Provided data:
========
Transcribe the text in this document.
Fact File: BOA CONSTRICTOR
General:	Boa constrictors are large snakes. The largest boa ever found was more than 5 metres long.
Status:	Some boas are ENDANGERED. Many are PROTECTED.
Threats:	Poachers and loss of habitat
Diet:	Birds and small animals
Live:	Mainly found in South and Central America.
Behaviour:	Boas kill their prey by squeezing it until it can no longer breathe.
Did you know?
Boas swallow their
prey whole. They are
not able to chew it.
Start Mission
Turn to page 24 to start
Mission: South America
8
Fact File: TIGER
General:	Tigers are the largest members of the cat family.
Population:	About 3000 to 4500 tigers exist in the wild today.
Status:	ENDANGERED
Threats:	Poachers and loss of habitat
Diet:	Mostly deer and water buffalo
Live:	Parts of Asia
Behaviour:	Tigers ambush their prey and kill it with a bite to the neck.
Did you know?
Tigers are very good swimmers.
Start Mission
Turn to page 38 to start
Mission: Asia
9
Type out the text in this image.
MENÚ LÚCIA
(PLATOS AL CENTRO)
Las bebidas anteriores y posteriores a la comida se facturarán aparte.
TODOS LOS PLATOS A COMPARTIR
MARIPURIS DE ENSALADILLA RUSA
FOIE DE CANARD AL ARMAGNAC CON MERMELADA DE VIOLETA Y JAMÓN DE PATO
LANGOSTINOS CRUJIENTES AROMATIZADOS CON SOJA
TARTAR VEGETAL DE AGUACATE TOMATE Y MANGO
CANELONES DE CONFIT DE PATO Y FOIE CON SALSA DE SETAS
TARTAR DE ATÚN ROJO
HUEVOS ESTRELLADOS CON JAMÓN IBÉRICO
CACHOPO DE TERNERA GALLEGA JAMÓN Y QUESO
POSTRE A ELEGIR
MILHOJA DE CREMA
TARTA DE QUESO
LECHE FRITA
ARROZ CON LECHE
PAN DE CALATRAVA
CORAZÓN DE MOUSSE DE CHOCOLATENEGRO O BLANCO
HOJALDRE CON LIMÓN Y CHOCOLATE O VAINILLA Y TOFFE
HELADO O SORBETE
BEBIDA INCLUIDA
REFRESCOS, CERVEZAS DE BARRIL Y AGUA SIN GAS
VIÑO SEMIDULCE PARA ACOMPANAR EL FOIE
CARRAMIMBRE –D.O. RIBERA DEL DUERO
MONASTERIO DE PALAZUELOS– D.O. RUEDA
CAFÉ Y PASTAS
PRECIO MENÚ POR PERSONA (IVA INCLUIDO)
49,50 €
========
Return every entry exactly as given.

Transcribe the text in this document.
Fact File: BOA CONSTRICTOR
General:	Boa constrictors are large snakes. The largest boa ever found was more than 5 metres long.
Status:	Some boas are ENDANGERED. Many are PROTECTED.
Threats:	Poachers and loss of habitat
Diet:	Birds and small animals
Live:	Mainly found in South and Central America.
Behaviour:	Boas kill their prey by squeezing it until it can no longer breathe.
Did you know?
Boas swallow their
prey whole. They are
not able to chew it.
Start Mission
Turn to page 24 to start
Mission: South America
8
Fact File: TIGER
General:	Tigers are the largest members of the cat family.
Population:	About 3000 to 4500 tigers exist in the wild today.
Status:	ENDANGERED
Threats:	Poachers and loss of habitat
Diet:	Mostly deer and water buffalo
Live:	Parts of Asia
Behaviour:	Tigers ambush their prey and kill it with a bite to the neck.
Did you know?
Tigers are very good swimmers.
Start Mission
Turn to page 38 to start
Mission: Asia
9
Type out the text in this image.
MENÚ LÚCIA
(PLATOS AL CENTRO)
Las bebidas anteriores y posteriores a la comida se facturarán aparte.
TODOS LOS PLATOS A COMPARTIR
MARIPURIS DE ENSALADILLA RUSA
FOIE DE CANARD AL ARMAGNAC CON MERMELADA DE VIOLETA Y JAMÓN DE PATO
LANGOSTINOS CRUJIENTES AROMATIZADOS CON SOJA
TARTAR VEGETAL DE AGUACATE TOMATE Y MANGO
CANELONES DE CONFIT DE PATO Y FOIE CON SALSA DE SETAS
TARTAR DE ATÚN ROJO
HUEVOS ESTRELLADOS CON JAMÓN IBÉRICO
CACHOPO DE TERNERA GALLEGA JAMÓN Y QUESO
POSTRE A ELEGIR
MILHOJA DE CREMA
TARTA DE QUESO
LECHE FRITA
ARROZ CON LECHE
PAN DE CALATRAVA
CORAZÓN DE MOUSSE DE CHOCOLATENEGRO O BLANCO
HOJALDRE CON LIMÓN Y CHOCOLATE O VAINILLA Y TOFFE
HELADO O SORBETE
BEBIDA INCLUIDA
REFRESCOS, CERVEZAS DE BARRIL Y AGUA SIN GAS
VIÑO SEMIDULCE PARA ACOMPANAR EL FOIE
CARRAMIMBRE –D.O. RIBERA DEL DUERO
MONASTERIO DE PALAZUELOS– D.O. RUEDA
CAFÉ Y PASTAS
PRECIO MENÚ POR PERSONA (IVA INCLUIDO)
49,50 €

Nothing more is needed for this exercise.